→ **PROMPT**: Copy the rows below word for word, from the first line through the line containing "end-marker-label: E — [375, 13, 381, 24]", with both of those lines included.
-- Begin --
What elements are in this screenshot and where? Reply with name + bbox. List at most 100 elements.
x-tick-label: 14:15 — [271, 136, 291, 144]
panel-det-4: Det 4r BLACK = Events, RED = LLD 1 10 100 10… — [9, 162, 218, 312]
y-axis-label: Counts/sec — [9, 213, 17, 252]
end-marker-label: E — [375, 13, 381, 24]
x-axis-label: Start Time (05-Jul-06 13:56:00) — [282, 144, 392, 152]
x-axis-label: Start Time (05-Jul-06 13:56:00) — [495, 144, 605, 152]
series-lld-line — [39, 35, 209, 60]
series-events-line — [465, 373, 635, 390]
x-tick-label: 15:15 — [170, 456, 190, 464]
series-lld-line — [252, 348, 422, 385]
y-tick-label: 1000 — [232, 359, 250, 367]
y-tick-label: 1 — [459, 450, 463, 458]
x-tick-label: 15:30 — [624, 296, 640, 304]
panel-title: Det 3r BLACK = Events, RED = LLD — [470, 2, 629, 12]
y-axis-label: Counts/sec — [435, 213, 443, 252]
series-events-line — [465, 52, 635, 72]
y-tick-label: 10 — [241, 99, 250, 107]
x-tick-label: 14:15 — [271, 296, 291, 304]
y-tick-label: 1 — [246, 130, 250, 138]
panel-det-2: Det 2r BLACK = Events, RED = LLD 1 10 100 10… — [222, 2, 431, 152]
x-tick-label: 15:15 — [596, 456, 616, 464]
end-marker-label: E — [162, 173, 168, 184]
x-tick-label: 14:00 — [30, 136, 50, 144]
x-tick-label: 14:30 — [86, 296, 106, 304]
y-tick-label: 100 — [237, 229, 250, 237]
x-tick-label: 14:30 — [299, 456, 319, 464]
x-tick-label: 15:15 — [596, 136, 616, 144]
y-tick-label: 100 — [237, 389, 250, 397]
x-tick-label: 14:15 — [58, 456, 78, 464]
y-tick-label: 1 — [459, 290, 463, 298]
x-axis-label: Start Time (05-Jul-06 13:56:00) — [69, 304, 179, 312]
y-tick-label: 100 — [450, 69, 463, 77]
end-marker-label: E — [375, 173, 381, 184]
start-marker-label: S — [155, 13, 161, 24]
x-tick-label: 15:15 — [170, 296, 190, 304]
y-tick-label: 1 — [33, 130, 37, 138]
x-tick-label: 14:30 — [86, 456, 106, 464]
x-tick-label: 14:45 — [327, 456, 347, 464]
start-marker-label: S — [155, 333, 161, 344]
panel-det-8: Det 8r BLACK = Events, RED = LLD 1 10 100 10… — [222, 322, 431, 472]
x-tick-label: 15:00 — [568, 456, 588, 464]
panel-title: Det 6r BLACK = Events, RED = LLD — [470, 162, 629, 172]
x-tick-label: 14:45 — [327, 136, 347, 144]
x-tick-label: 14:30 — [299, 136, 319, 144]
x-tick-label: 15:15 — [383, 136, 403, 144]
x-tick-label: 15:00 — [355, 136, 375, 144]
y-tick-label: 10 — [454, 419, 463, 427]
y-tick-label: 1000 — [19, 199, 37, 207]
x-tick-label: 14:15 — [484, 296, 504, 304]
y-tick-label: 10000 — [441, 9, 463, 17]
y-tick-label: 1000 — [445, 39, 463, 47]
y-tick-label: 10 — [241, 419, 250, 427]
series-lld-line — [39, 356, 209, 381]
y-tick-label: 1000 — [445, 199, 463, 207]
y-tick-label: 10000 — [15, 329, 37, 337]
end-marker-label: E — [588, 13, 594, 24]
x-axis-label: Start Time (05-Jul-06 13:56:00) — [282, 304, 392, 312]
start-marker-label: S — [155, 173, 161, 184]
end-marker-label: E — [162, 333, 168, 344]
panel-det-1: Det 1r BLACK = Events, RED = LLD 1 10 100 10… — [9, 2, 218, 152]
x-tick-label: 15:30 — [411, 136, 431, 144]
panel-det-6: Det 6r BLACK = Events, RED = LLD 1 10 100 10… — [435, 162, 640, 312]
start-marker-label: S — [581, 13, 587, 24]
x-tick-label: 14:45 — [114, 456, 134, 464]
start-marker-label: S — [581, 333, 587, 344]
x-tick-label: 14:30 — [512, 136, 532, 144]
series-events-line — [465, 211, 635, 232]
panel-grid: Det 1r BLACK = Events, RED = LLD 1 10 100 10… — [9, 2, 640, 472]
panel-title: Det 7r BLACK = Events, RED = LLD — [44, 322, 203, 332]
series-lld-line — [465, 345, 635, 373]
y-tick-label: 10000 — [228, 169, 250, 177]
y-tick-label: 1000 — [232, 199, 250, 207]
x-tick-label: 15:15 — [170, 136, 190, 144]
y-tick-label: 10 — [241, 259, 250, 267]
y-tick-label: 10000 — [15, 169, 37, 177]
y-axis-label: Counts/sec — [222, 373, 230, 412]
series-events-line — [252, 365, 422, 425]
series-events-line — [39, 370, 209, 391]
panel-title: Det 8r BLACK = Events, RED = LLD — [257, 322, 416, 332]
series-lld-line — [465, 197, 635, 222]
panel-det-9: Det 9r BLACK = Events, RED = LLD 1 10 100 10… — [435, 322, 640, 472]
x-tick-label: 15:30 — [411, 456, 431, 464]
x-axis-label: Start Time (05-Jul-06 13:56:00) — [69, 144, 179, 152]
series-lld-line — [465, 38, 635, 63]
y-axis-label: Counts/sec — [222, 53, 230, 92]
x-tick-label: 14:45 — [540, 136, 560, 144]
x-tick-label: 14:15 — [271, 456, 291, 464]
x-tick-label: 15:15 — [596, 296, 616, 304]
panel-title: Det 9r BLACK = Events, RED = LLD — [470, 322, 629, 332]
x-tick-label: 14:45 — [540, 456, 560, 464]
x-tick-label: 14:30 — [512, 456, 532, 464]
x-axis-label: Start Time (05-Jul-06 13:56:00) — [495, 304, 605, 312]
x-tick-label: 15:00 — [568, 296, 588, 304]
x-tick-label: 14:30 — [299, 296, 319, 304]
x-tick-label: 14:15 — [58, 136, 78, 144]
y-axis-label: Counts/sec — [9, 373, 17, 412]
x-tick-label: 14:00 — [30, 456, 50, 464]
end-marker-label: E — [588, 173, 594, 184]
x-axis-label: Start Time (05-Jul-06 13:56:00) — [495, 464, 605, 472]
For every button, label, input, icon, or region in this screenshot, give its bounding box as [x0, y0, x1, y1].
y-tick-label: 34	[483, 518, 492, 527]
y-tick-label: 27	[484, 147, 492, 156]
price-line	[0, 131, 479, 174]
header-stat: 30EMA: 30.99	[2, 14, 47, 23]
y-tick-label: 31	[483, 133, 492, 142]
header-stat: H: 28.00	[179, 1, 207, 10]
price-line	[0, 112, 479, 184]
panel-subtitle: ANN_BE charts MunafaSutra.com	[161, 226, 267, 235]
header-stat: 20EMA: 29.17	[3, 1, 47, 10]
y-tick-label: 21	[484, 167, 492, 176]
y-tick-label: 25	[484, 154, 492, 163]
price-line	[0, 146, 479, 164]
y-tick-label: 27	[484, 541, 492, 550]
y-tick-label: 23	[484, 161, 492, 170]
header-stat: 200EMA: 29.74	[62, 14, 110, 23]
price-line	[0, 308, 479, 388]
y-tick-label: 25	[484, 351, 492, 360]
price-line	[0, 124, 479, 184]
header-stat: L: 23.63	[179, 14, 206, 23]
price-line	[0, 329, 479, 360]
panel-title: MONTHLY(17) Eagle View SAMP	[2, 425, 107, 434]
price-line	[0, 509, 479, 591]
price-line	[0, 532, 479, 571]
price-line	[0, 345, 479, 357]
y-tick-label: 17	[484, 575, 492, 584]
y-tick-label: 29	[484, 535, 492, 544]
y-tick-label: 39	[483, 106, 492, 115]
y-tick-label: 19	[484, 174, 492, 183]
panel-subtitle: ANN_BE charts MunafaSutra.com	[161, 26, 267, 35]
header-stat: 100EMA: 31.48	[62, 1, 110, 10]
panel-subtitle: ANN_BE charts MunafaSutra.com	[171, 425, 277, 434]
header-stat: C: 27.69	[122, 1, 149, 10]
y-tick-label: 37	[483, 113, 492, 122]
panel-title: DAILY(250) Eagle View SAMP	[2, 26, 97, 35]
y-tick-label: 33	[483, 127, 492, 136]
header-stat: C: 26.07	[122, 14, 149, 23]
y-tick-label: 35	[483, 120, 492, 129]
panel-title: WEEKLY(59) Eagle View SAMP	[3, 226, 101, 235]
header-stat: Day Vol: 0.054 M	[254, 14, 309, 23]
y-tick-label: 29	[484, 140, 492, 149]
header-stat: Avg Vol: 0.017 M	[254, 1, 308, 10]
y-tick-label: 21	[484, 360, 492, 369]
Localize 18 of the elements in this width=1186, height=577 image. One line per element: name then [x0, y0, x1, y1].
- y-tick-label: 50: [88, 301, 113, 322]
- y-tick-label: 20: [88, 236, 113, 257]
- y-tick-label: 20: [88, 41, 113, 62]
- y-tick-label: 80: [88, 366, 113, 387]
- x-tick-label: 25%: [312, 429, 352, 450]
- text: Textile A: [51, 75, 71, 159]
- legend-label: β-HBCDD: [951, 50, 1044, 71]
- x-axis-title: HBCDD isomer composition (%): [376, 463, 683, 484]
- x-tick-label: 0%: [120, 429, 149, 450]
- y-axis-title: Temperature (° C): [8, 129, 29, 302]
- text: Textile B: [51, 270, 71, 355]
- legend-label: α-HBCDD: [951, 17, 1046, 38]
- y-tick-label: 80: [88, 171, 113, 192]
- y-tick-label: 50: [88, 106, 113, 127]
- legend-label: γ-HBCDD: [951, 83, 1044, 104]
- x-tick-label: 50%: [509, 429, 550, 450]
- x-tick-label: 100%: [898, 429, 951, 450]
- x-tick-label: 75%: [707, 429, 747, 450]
-- End --
→ **SOLUTION**:
What elements are in this screenshot and where? Reply with name + bbox. List at most 100 elements.
x-tick-label: 14:15 — [271, 136, 291, 144]
panel-det-4: Det 4r BLACK = Events, RED = LLD 1 10 100 10… — [9, 162, 218, 312]
y-axis-label: Counts/sec — [9, 213, 17, 252]
end-marker-label: E — [375, 13, 381, 24]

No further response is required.